===== Input material =====

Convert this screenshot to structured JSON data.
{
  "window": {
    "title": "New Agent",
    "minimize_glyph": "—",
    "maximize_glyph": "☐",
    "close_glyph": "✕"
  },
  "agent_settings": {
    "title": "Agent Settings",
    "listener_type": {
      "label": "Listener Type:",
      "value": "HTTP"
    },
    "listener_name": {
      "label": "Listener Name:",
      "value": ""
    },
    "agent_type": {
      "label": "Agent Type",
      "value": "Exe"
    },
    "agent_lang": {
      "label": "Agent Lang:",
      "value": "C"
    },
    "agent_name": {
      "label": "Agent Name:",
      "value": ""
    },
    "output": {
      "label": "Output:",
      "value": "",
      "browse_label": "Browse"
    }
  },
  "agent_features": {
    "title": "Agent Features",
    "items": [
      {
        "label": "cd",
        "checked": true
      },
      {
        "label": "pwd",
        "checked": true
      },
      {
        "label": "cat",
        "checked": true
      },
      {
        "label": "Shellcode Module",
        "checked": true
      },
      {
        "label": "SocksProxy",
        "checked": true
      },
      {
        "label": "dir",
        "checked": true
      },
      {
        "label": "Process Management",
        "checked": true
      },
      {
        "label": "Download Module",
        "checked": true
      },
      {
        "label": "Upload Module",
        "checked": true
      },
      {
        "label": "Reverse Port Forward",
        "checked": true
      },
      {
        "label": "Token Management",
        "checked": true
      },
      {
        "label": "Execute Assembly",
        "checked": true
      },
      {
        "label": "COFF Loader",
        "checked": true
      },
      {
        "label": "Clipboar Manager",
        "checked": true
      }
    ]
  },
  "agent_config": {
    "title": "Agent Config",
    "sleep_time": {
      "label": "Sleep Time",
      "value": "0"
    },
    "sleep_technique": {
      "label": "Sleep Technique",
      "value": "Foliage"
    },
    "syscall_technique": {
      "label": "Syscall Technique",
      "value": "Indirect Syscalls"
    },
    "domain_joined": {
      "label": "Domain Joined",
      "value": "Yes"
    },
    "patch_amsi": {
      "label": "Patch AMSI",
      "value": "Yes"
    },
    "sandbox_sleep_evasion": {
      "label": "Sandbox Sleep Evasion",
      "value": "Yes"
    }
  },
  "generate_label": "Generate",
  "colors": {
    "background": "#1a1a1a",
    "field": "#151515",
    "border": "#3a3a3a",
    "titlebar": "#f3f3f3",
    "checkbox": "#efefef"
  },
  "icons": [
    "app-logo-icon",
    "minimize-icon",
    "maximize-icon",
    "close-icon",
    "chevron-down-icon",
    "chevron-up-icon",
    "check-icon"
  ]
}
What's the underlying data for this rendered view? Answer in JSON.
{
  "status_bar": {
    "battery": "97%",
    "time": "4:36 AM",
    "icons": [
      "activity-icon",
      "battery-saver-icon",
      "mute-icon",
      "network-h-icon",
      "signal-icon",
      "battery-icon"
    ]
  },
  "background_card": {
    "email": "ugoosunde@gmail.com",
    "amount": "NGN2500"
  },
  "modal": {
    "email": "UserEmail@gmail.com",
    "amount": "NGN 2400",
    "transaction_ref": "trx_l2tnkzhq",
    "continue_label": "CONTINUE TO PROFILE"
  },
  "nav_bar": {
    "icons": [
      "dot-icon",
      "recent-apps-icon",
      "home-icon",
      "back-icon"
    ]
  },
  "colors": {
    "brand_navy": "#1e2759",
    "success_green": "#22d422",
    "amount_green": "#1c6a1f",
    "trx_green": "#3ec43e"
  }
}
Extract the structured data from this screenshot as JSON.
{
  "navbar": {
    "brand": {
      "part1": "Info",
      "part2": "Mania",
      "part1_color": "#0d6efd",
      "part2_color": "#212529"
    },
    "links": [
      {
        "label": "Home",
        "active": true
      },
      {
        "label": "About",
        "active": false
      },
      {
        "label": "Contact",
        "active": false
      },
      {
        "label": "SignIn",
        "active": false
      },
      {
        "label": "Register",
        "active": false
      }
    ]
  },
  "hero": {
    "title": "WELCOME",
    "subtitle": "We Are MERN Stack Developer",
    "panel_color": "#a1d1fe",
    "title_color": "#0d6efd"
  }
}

=====

(Directive)
Write the data back out verbatim.

(Result for this task)
Convert this screenshot to structured JSON data.
{
  "window": {
    "title": "New Agent",
    "minimize_glyph": "—",
    "maximize_glyph": "☐",
    "close_glyph": "✕"
  },
  "agent_settings": {
    "title": "Agent Settings",
    "listener_type": {
      "label": "Listener Type:",
      "value": "HTTP"
    },
    "listener_name": {
      "label": "Listener Name:",
      "value": ""
    },
    "agent_type": {
      "label": "Agent Type",
      "value": "Exe"
    },
    "agent_lang": {
      "label": "Agent Lang:",
      "value": "C"
    },
    "agent_name": {
      "label": "Agent Name:",
      "value": ""
    },
    "output": {
      "label": "Output:",
      "value": "",
      "browse_label": "Browse"
    }
  },
  "agent_features": {
    "title": "Agent Features",
    "items": [
      {
        "label": "cd",
        "checked": true
      },
      {
        "label": "pwd",
        "checked": true
      },
      {
        "label": "cat",
        "checked": true
      },
      {
        "label": "Shellcode Module",
        "checked": true
      },
      {
        "label": "SocksProxy",
        "checked": true
      },
      {
        "label": "dir",
        "checked": true
      },
      {
        "label": "Process Management",
        "checked": true
      },
      {
        "label": "Download Module",
        "checked": true
      },
      {
        "label": "Upload Module",
        "checked": true
      },
      {
        "label": "Reverse Port Forward",
        "checked": true
      },
      {
        "label": "Token Management",
        "checked": true
      },
      {
        "label": "Execute Assembly",
        "checked": true
      },
      {
        "label": "COFF Loader",
        "checked": true
      },
      {
        "label": "Clipboar Manager",
        "checked": true
      }
    ]
  },
  "agent_config": {
    "title": "Agent Config",
    "sleep_time": {
      "label": "Sleep Time",
      "value": "0"
    },
    "sleep_technique": {
      "label": "Sleep Technique",
      "value": "Foliage"
    },
    "syscall_technique": {
      "label": "Syscall Technique",
      "value": "Indirect Syscalls"
    },
    "domain_joined": {
      "label": "Domain Joined",
      "value": "Yes"
    },
    "patch_amsi": {
      "label": "Patch AMSI",
      "value": "Yes"
    },
    "sandbox_sleep_evasion": {
      "label": "Sandbox Sleep Evasion",
      "value": "Yes"
    }
  },
  "generate_label": "Generate",
  "colors": {
    "background": "#1a1a1a",
    "field": "#151515",
    "border": "#3a3a3a",
    "titlebar": "#f3f3f3",
    "checkbox": "#efefef"
  },
  "icons": [
    "app-logo-icon",
    "minimize-icon",
    "maximize-icon",
    "close-icon",
    "chevron-down-icon",
    "chevron-up-icon",
    "check-icon"
  ]
}
What's the underlying data for this rendered view? Answer in JSON.
{
  "status_bar": {
    "battery": "97%",
    "time": "4:36 AM",
    "icons": [
      "activity-icon",
      "battery-saver-icon",
      "mute-icon",
      "network-h-icon",
      "signal-icon",
      "battery-icon"
    ]
  },
  "background_card": {
    "email": "ugoosunde@gmail.com",
    "amount": "NGN2500"
  },
  "modal": {
    "email": "UserEmail@gmail.com",
    "amount": "NGN 2400",
    "transaction_ref": "trx_l2tnkzhq",
    "continue_label": "CONTINUE TO PROFILE"
  },
  "nav_bar": {
    "icons": [
      "dot-icon",
      "recent-apps-icon",
      "home-icon",
      "back-icon"
    ]
  },
  "colors": {
    "brand_navy": "#1e2759",
    "success_green": "#22d422",
    "amount_green": "#1c6a1f",
    "trx_green": "#3ec43e"
  }
}
Extract the structured data from this screenshot as JSON.
{
  "navbar": {
    "brand": {
      "part1": "Info",
      "part2": "Mania",
      "part1_color": "#0d6efd",
      "part2_color": "#212529"
    },
    "links": [
      {
        "label": "Home",
        "active": true
      },
      {
        "label": "About",
        "active": false
      },
      {
        "label": "Contact",
        "active": false
      },
      {
        "label": "SignIn",
        "active": false
      },
      {
        "label": "Register",
        "active": false
      }
    ]
  },
  "hero": {
    "title": "WELCOME",
    "subtitle": "We Are MERN Stack Developer",
    "panel_color": "#a1d1fe",
    "title_color": "#0d6efd"
  }
}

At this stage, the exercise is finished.